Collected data
++++++

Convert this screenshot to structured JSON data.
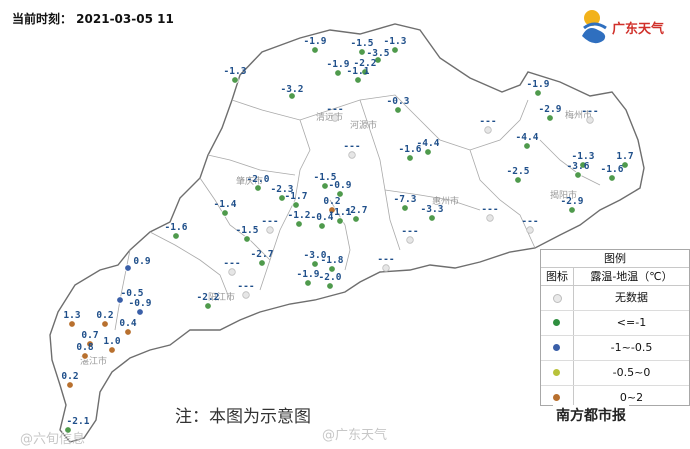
{
  "header": {
    "timestamp": "当前时刻： 2021-03-05 11"
  },
  "brand": {
    "name": "广东天气",
    "icon": "sun-cloud-logo-icon"
  },
  "map": {
    "colors": {
      "land": "#ffffff",
      "border": "#6e6e6e",
      "city_border": "#a9a9a9",
      "sea": "#ffffff"
    },
    "no_data_text": "---",
    "city_names": [
      "清远市",
      "肇庆市",
      "河源市",
      "梅州市",
      "揭阳市",
      "惠州市",
      "阳江市",
      "湛江市"
    ],
    "stations": [
      {
        "label": "-1.9",
        "category": "le_-1"
      },
      {
        "label": "-1.5",
        "category": "le_-1"
      },
      {
        "label": "-1.3",
        "category": "le_-1"
      },
      {
        "label": "-3.5",
        "category": "le_-1"
      },
      {
        "label": "-2.2",
        "category": "le_-1"
      },
      {
        "label": "-1.9",
        "category": "le_-1"
      },
      {
        "label": "-1.1",
        "category": "le_-1"
      },
      {
        "label": "-1.3",
        "category": "le_-1"
      },
      {
        "label": "-3.2",
        "category": "le_-1"
      },
      {
        "label": "-0.3",
        "category": "le_-1"
      },
      {
        "label": "-1.9",
        "category": "le_-1"
      },
      {
        "label": "-2.9",
        "category": "le_-1"
      },
      {
        "label": "-4.4",
        "category": "le_-1"
      },
      {
        "label": "-4.4",
        "category": "le_-1"
      },
      {
        "label": "-1.6",
        "category": "le_-1"
      },
      {
        "label": "-1.3",
        "category": "le_-1"
      },
      {
        "label": "1.7",
        "category": "le_-1"
      },
      {
        "label": "-3.6",
        "category": "le_-1"
      },
      {
        "label": "-2.5",
        "category": "le_-1"
      },
      {
        "label": "-1.6",
        "category": "le_-1"
      },
      {
        "label": "-2.9",
        "category": "le_-1"
      },
      {
        "label": "-2.0",
        "category": "le_-1"
      },
      {
        "label": "-1.5",
        "category": "le_-1"
      },
      {
        "label": "-0.9",
        "category": "le_-1"
      },
      {
        "label": "-2.3",
        "category": "le_-1"
      },
      {
        "label": "-1.7",
        "category": "le_-1"
      },
      {
        "label": "0.2",
        "category": "0_2"
      },
      {
        "label": "-1.4",
        "category": "le_-1"
      },
      {
        "label": "-1.2",
        "category": "le_-1"
      },
      {
        "label": "-0.4",
        "category": "le_-1"
      },
      {
        "label": "-1.1",
        "category": "le_-1"
      },
      {
        "label": "-2.7",
        "category": "le_-1"
      },
      {
        "label": "-7.3",
        "category": "le_-1"
      },
      {
        "label": "-3.3",
        "category": "le_-1"
      },
      {
        "label": "-1.6",
        "category": "le_-1"
      },
      {
        "label": "-1.5",
        "category": "le_-1"
      },
      {
        "label": "-2.7",
        "category": "le_-1"
      },
      {
        "label": "-3.0",
        "category": "le_-1"
      },
      {
        "label": "-1.8",
        "category": "le_-1"
      },
      {
        "label": "-1.9",
        "category": "le_-1"
      },
      {
        "label": "-2.0",
        "category": "le_-1"
      },
      {
        "label": "0.9",
        "category": "-1_-0.5"
      },
      {
        "label": "-0.5",
        "category": "-1_-0.5"
      },
      {
        "label": "-0.9",
        "category": "-1_-0.5"
      },
      {
        "label": "-2.2",
        "category": "le_-1"
      },
      {
        "label": "1.3",
        "category": "0_2"
      },
      {
        "label": "0.2",
        "category": "0_2"
      },
      {
        "label": "0.4",
        "category": "0_2"
      },
      {
        "label": "0.7",
        "category": "0_2"
      },
      {
        "label": "0.8",
        "category": "0_2"
      },
      {
        "label": "1.0",
        "category": "0_2"
      },
      {
        "label": "0.2",
        "category": "0_2"
      },
      {
        "label": "-2.1",
        "category": "le_-1"
      },
      {
        "label": "",
        "category": "no_data"
      },
      {
        "label": "",
        "category": "no_data"
      },
      {
        "label": "",
        "category": "no_data"
      },
      {
        "label": "",
        "category": "no_data"
      },
      {
        "label": "",
        "category": "no_data"
      },
      {
        "label": "",
        "category": "no_data"
      },
      {
        "label": "",
        "category": "no_data"
      },
      {
        "label": "",
        "category": "no_data"
      },
      {
        "label": "",
        "category": "no_data"
      },
      {
        "label": "",
        "category": "no_data"
      },
      {
        "label": "",
        "category": "no_data"
      }
    ]
  },
  "legend": {
    "title": "图例",
    "header_symbol": "图标",
    "header_label": "露温-地温（℃）",
    "items": [
      {
        "label": "无数据",
        "color": "#e9e9e9"
      },
      {
        "label": "<=-1",
        "color": "#2f8f3f"
      },
      {
        "label": "-1~-0.5",
        "color": "#3a5fa8"
      },
      {
        "label": "-0.5~0",
        "color": "#b8c23a"
      },
      {
        "label": "0~2",
        "color": "#b8702e"
      }
    ]
  },
  "note": "注：本图为示意图",
  "watermarks": [
    "@广东天气",
    "@六旬信息"
  ],
  "publisher": "南方都市报"
}
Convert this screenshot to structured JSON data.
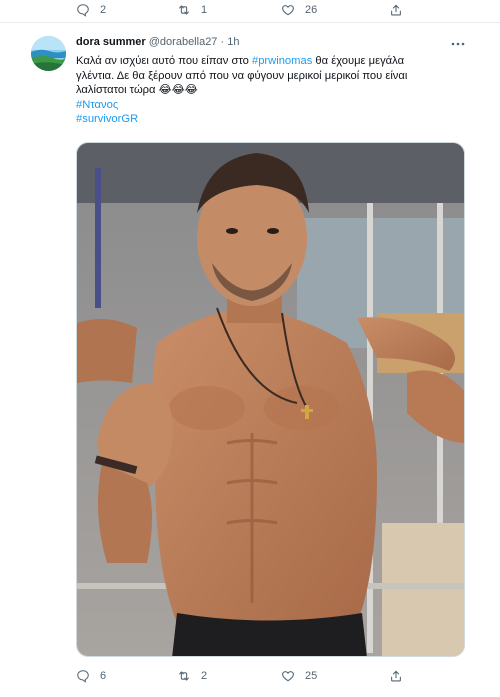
{
  "prev_tweet_actions": {
    "replies": "2",
    "retweets": "1",
    "likes": "26"
  },
  "tweet": {
    "author_name": "dora summer",
    "handle": "@dorabella27",
    "separator": "·",
    "time": "1h",
    "text_line1_before": "Καλά αν ισχύει αυτό που είπαν στο ",
    "text_line1_link": "#prwinomas",
    "text_line1_after": " θα έχουμε μεγάλα",
    "text_line2": "γλέντια. Δε θα ξέρουν από που να φύγουν μερικοί μερικοί που είναι",
    "text_line3": "λαλίστατοι τώρα 😂😂😂",
    "hashtag1": "#Ντανος",
    "hashtag2": "#survivorGR",
    "actions": {
      "replies": "6",
      "retweets": "2",
      "likes": "25"
    }
  },
  "colors": {
    "link": "#1d9bf0",
    "muted": "#536471",
    "text": "#0f1419"
  }
}
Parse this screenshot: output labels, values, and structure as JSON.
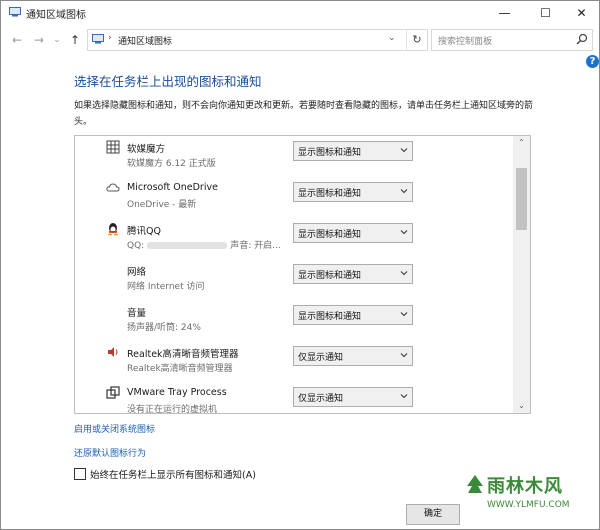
{
  "window": {
    "title": "通知区域图标",
    "controls": {
      "minimize": "—",
      "maximize": "☐",
      "close": "✕"
    }
  },
  "address": {
    "back": "←",
    "forward": "→",
    "dropdown": "⌄",
    "up": "↑",
    "separator": "›",
    "path": "通知区域图标",
    "path_dropdown": "⌄",
    "refresh": "↻",
    "search_placeholder": "搜索控制面板"
  },
  "help": "?",
  "main": {
    "title": "选择在任务栏上出现的图标和通知",
    "description": "如果选择隐藏图标和通知，则不会向你通知更改和更新。若要随时查看隐藏的图标，请单击任务栏上通知区域旁的箭头。"
  },
  "list": {
    "rows": [
      {
        "icon": "grid-icon",
        "name": "软媒魔方",
        "sub": "软媒魔方 6.12 正式版",
        "behavior": "显示图标和通知"
      },
      {
        "icon": "cloud-icon",
        "name": "Microsoft OneDrive",
        "sub": "OneDrive - 最新",
        "behavior": "显示图标和通知"
      },
      {
        "icon": "qq-penguin-icon",
        "name": "腾讯QQ",
        "sub": "QQ:",
        "sub_suffix": "声音: 开启...",
        "behavior": "显示图标和通知"
      },
      {
        "icon": "network-icon",
        "name": "网络",
        "sub": "网络 Internet 访问",
        "behavior": "显示图标和通知"
      },
      {
        "icon": "volume-icon",
        "name": "音量",
        "sub": "扬声器/听筒: 24%",
        "behavior": "显示图标和通知"
      },
      {
        "icon": "speaker-icon",
        "name": "Realtek高清晰音频管理器",
        "sub": "Realtek高清晰音频管理器",
        "behavior": "仅显示通知"
      },
      {
        "icon": "vmware-icon",
        "name": "VMware Tray Process",
        "sub": "没有正在运行的虚拟机",
        "behavior": "仅显示通知"
      }
    ],
    "scroll": {
      "up": "⌃",
      "down": "⌄"
    }
  },
  "links": {
    "system_icons": "启用或关闭系统图标",
    "restore_default": "还原默认图标行为"
  },
  "checkbox": {
    "label": "始终在任务栏上显示所有图标和通知(A)",
    "checked": false
  },
  "footer": {
    "ok_label": "确定"
  },
  "watermark": {
    "text": "雨林木风",
    "sub": "WWW.YLMFU.COM"
  },
  "colors": {
    "title_blue": "#1a4e9a",
    "link_blue": "#1a5fb4",
    "help_blue": "#1a73c9",
    "watermark_green": "#3a8a3a"
  }
}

++++++

Identify and copy all lines with the word "Realtek高清晰音频管理器".

● **FINAL RESULT**
        "name": "Realtek高清晰音频管理器",
        "sub": "Realtek高清晰音频管理器",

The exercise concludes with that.